(Collected data)
*-*-*
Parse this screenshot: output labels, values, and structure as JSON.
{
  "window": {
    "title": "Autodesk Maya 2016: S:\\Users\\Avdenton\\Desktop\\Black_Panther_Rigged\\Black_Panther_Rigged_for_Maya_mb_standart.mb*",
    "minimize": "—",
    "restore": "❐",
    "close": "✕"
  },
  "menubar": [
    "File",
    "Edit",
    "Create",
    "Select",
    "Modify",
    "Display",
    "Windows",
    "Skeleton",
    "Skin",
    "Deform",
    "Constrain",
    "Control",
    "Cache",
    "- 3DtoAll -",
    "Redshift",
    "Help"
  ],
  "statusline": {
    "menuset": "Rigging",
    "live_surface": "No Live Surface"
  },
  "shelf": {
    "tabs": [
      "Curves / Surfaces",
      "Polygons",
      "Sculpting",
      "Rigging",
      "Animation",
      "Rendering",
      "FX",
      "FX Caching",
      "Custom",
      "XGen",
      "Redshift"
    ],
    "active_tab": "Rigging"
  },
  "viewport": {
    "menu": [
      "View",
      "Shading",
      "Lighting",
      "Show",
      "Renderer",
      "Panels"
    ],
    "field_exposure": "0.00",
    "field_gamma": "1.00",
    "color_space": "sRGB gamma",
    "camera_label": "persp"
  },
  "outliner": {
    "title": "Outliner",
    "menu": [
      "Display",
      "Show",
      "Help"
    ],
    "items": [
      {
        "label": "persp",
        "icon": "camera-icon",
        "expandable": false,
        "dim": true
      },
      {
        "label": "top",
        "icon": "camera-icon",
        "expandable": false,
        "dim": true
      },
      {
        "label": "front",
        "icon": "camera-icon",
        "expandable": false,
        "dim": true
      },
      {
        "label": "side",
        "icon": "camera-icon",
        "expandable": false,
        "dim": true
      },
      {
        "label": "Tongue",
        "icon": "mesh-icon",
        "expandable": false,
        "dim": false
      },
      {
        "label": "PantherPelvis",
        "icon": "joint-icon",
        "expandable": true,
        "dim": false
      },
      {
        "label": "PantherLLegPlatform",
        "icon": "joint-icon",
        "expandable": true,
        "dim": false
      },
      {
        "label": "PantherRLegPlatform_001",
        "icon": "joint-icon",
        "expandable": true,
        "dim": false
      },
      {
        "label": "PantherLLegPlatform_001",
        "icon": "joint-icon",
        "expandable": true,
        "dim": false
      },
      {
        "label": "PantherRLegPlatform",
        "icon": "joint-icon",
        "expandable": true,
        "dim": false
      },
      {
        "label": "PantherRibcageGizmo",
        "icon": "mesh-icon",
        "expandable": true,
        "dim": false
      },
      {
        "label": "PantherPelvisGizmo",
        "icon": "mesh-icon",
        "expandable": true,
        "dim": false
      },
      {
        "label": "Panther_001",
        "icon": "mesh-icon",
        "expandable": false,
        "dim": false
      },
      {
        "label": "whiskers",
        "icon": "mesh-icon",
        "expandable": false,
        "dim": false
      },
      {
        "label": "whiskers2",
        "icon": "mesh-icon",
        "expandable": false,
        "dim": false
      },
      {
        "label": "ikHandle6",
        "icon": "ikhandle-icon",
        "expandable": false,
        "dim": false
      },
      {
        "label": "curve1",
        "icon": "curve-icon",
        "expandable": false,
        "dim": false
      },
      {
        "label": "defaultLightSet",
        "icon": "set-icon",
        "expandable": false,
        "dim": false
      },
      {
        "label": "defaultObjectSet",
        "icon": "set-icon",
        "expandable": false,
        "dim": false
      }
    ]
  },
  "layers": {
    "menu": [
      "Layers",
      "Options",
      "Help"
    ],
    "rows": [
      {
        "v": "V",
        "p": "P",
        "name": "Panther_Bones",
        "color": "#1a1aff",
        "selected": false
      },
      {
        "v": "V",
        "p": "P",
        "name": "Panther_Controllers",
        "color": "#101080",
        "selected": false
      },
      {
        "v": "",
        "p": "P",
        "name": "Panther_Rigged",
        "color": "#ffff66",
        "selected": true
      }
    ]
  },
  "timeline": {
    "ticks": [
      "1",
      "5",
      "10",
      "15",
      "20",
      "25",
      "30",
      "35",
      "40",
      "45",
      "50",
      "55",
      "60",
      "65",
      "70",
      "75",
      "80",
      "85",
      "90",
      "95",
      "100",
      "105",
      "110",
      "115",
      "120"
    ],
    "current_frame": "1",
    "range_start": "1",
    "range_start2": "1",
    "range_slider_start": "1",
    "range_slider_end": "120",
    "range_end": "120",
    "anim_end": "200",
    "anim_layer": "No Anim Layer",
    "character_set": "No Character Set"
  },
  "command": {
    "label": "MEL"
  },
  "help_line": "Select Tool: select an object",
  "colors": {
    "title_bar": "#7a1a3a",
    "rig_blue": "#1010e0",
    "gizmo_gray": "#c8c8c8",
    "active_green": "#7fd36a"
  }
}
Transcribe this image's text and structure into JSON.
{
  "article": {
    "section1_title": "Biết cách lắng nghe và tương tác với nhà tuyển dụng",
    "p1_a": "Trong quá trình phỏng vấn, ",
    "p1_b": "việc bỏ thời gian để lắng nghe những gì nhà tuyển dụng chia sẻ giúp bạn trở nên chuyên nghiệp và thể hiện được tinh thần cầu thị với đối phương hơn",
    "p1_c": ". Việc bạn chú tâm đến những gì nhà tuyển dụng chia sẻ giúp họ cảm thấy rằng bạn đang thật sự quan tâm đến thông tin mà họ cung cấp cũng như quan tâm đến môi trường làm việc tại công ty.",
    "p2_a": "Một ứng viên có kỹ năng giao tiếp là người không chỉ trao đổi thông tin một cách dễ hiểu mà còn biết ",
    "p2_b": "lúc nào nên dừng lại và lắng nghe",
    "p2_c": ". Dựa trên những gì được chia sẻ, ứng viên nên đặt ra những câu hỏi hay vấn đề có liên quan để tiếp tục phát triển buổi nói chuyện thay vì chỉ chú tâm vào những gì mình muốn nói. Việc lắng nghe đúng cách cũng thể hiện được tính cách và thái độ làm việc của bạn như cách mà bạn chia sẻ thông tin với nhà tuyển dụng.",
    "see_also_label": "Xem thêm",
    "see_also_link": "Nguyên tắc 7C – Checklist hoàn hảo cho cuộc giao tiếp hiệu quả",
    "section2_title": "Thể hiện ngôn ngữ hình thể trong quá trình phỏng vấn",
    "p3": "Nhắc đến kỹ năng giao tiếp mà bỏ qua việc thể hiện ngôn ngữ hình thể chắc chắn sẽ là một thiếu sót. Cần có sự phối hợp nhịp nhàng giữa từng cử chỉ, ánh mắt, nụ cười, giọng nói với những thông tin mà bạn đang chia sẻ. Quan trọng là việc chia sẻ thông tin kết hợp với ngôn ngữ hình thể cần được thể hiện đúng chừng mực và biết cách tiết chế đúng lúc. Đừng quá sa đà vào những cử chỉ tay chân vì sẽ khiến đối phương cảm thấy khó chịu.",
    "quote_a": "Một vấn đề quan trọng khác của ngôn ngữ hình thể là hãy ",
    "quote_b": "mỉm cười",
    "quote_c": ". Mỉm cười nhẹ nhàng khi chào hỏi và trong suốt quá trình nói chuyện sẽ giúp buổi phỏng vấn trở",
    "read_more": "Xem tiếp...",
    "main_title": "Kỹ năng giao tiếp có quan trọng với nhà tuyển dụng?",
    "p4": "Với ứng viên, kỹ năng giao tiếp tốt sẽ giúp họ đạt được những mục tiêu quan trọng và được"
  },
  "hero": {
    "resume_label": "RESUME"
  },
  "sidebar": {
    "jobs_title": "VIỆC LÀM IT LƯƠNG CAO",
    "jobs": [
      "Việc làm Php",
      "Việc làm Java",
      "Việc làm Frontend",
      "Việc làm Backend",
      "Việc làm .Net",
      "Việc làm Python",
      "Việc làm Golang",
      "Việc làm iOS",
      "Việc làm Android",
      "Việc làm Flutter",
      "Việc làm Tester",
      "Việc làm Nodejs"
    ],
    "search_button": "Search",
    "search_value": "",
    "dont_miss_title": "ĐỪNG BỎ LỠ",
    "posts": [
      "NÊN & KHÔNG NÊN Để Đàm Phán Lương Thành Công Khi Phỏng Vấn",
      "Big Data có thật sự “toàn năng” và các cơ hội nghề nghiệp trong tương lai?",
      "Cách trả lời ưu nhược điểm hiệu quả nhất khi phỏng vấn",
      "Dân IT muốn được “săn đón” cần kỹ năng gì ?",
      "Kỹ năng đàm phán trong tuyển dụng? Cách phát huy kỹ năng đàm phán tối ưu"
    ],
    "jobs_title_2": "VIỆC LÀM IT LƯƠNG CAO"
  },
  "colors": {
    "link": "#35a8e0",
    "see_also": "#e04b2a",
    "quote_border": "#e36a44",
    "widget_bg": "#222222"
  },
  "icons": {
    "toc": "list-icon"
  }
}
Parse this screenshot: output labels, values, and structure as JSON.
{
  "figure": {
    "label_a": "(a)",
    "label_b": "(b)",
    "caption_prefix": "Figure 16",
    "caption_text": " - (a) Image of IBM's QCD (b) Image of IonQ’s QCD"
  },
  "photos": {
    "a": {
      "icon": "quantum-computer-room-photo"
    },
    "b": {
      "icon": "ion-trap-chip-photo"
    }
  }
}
*-*-*
_DO THIS_
Return every line holding the word "tương" from the records.

_TASK SOLUTION_
    "section1_title": "Biết cách lắng nghe và tương tác với nhà tuyển dụng",
      "Big Data có thật sự “toàn năng” và các cơ hội nghề nghiệp trong tương lai?",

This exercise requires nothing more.